DATA EXCERPTS -
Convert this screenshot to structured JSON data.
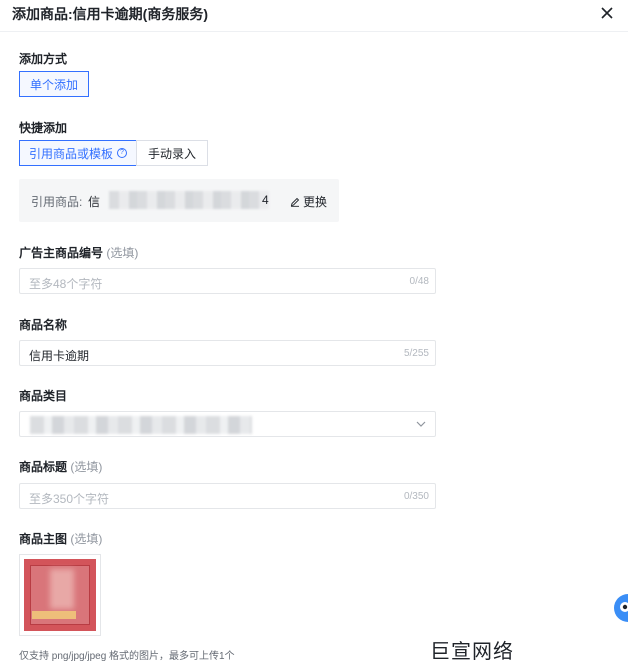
{
  "header": {
    "title": "添加商品:信用卡逾期(商务服务)"
  },
  "add_method": {
    "label": "添加方式",
    "options": [
      "单个添加"
    ],
    "selected": "单个添加"
  },
  "quick_add": {
    "label": "快捷添加",
    "options": [
      "引用商品或模板",
      "手动录入"
    ],
    "selected": "引用商品或模板"
  },
  "reference": {
    "label": "引用商品:",
    "value_prefix": "信",
    "value_suffix": "4",
    "change_label": "更换"
  },
  "advertiser_code": {
    "label": "广告主商品编号",
    "optional": "(选填)",
    "placeholder": "至多48个字符",
    "counter": "0/48"
  },
  "product_name": {
    "label": "商品名称",
    "value": "信用卡逾期",
    "counter": "5/255"
  },
  "category": {
    "label": "商品类目"
  },
  "product_title": {
    "label": "商品标题",
    "optional": "(选填)",
    "placeholder": "至多350个字符",
    "counter": "0/350"
  },
  "main_image": {
    "label": "商品主图",
    "optional": "(选填)",
    "hint": "仅支持 png/jpg/jpeg 格式的图片，最多可上传1个"
  },
  "watermark": "巨宣网络",
  "colors": {
    "accent": "#3370ff",
    "text": "#1f2329",
    "muted": "#8f959e"
  }
}
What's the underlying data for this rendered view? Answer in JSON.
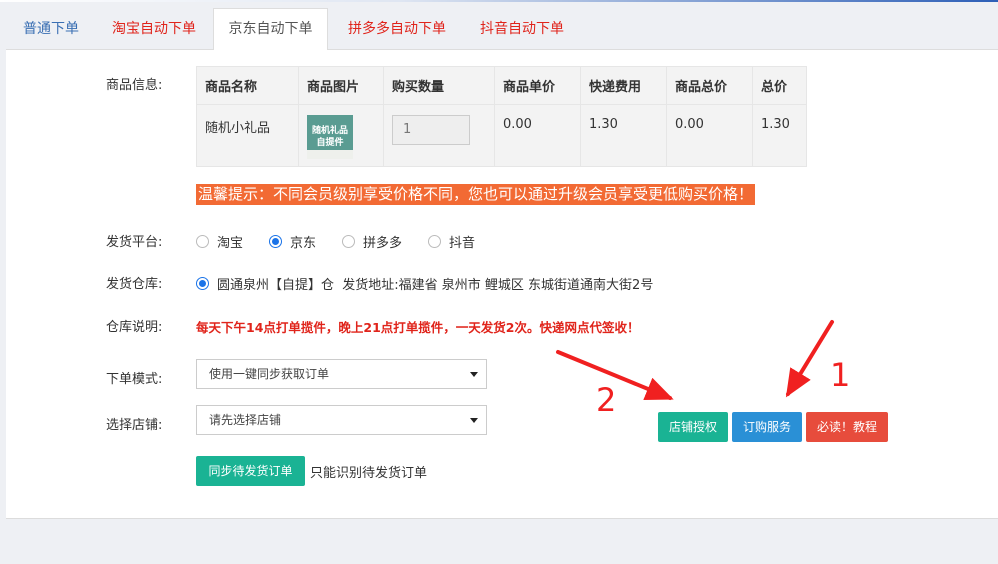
{
  "tabs": [
    {
      "label": "普通下单"
    },
    {
      "label": "淘宝自动下单"
    },
    {
      "label": "京东自动下单"
    },
    {
      "label": "拼多多自动下单"
    },
    {
      "label": "抖音自动下单"
    }
  ],
  "active_tab": "京东自动下单",
  "goods": {
    "label": "商品信息:",
    "columns": [
      "商品名称",
      "商品图片",
      "购买数量",
      "商品单价",
      "快递费用",
      "商品总价",
      "总价"
    ],
    "row": {
      "name": "随机小礼品",
      "image_text_1": "随机礼品",
      "image_text_2": "自提件",
      "quantity": "1",
      "unit_price": "0.00",
      "shipping": "1.30",
      "goods_total": "0.00",
      "total": "1.30"
    }
  },
  "notice": "温馨提示：不同会员级别享受价格不同，您也可以通过升级会员享受更低购买价格！",
  "platform": {
    "label": "发货平台:",
    "options": [
      "淘宝",
      "京东",
      "拼多多",
      "抖音"
    ],
    "selected": "京东"
  },
  "warehouse": {
    "label": "发货仓库:",
    "option": "圆通泉州【自提】仓  发货地址:福建省 泉州市 鲤城区 东城街道通南大街2号"
  },
  "warehouse_note": {
    "label": "仓库说明:",
    "text": "每天下午14点打单揽件，晚上21点打单揽件，一天发货2次。快递网点代签收！"
  },
  "order_mode": {
    "label": "下单模式:",
    "value": "使用一键同步获取订单"
  },
  "store": {
    "label": "选择店铺:",
    "value": "请先选择店铺"
  },
  "buttons": {
    "sync": "同步待发货订单",
    "sync_hint": "只能识别待发货订单",
    "auth": "店铺授权",
    "order_service": "订购服务",
    "must_read": "必读！教程"
  },
  "annotations": {
    "num1": "1",
    "num2": "2",
    "color": "#f02020"
  }
}
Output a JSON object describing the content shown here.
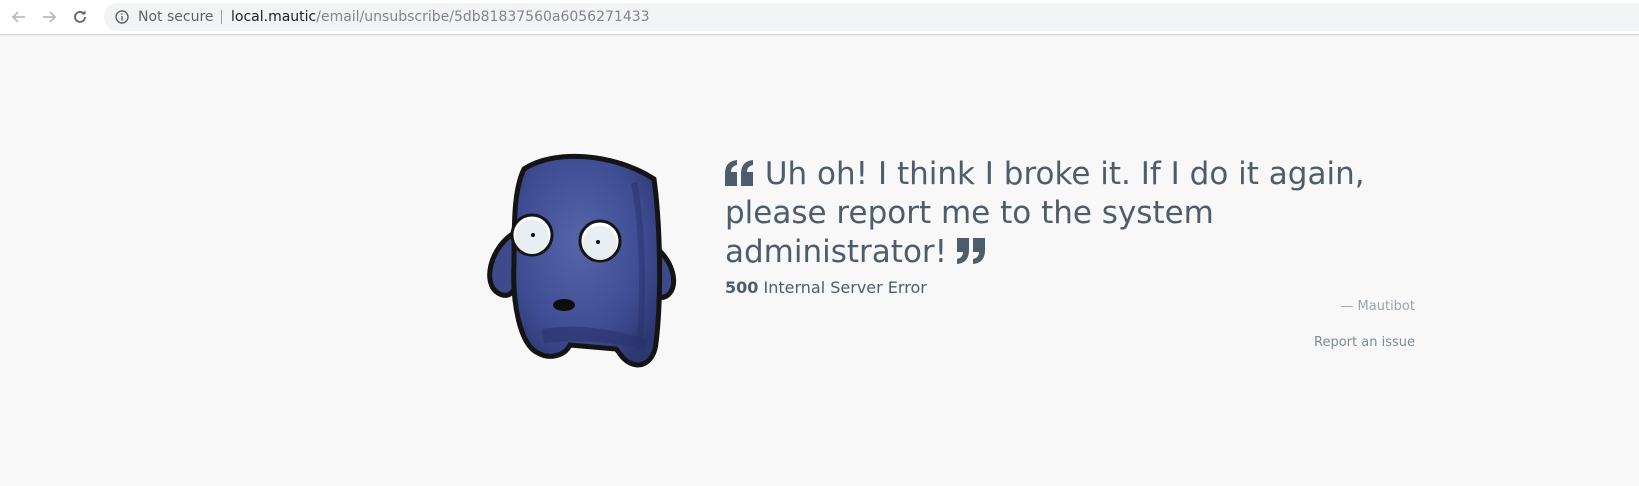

THE REQUEST -
Extract the entries in full, exactly as they are, minus the pictures.

RESPONSE FOR THIS EXERCISE -
Convert this screenshot to structured JSON data.
{
  "header": {
    "title": "添加商品:信用卡逾期(商务服务)"
  },
  "add_method": {
    "label": "添加方式",
    "options": [
      "单个添加"
    ],
    "selected": "单个添加"
  },
  "quick_add": {
    "label": "快捷添加",
    "options": [
      "引用商品或模板",
      "手动录入"
    ],
    "selected": "引用商品或模板"
  },
  "reference": {
    "label": "引用商品:",
    "value_prefix": "信",
    "value_suffix": "4",
    "change_label": "更换"
  },
  "advertiser_code": {
    "label": "广告主商品编号",
    "optional": "(选填)",
    "placeholder": "至多48个字符",
    "counter": "0/48"
  },
  "product_name": {
    "label": "商品名称",
    "value": "信用卡逾期",
    "counter": "5/255"
  },
  "category": {
    "label": "商品类目"
  },
  "product_title": {
    "label": "商品标题",
    "optional": "(选填)",
    "placeholder": "至多350个字符",
    "counter": "0/350"
  },
  "main_image": {
    "label": "商品主图",
    "optional": "(选填)",
    "hint": "仅支持 png/jpg/jpeg 格式的图片，最多可上传1个"
  },
  "watermark": "巨宣网络",
  "colors": {
    "accent": "#3370ff",
    "text": "#1f2329",
    "muted": "#8f959e"
  }
}
What's the underlying data for this rendered view? Answer in JSON.
{
  "tabs": [
    {
      "label": "普通下单"
    },
    {
      "label": "淘宝自动下单"
    },
    {
      "label": "京东自动下单"
    },
    {
      "label": "拼多多自动下单"
    },
    {
      "label": "抖音自动下单"
    }
  ],
  "active_tab": "京东自动下单",
  "goods": {
    "label": "商品信息:",
    "columns": [
      "商品名称",
      "商品图片",
      "购买数量",
      "商品单价",
      "快递费用",
      "商品总价",
      "总价"
    ],
    "row": {
      "name": "随机小礼品",
      "image_text_1": "随机礼品",
      "image_text_2": "自提件",
      "quantity": "1",
      "unit_price": "0.00",
      "shipping": "1.30",
      "goods_total": "0.00",
      "total": "1.30"
    }
  },
  "notice": "温馨提示：不同会员级别享受价格不同，您也可以通过升级会员享受更低购买价格！",
  "platform": {
    "label": "发货平台:",
    "options": [
      "淘宝",
      "京东",
      "拼多多",
      "抖音"
    ],
    "selected": "京东"
  },
  "warehouse": {
    "label": "发货仓库:",
    "option": "圆通泉州【自提】仓  发货地址:福建省 泉州市 鲤城区 东城街道通南大街2号"
  },
  "warehouse_note": {
    "label": "仓库说明:",
    "text": "每天下午14点打单揽件，晚上21点打单揽件，一天发货2次。快递网点代签收！"
  },
  "order_mode": {
    "label": "下单模式:",
    "value": "使用一键同步获取订单"
  },
  "store": {
    "label": "选择店铺:",
    "value": "请先选择店铺"
  },
  "buttons": {
    "sync": "同步待发货订单",
    "sync_hint": "只能识别待发货订单",
    "auth": "店铺授权",
    "order_service": "订购服务",
    "must_read": "必读！教程"
  },
  "annotations": {
    "num1": "1",
    "num2": "2",
    "color": "#f02020"
  }
}
Output a JSON object describing the content shown here.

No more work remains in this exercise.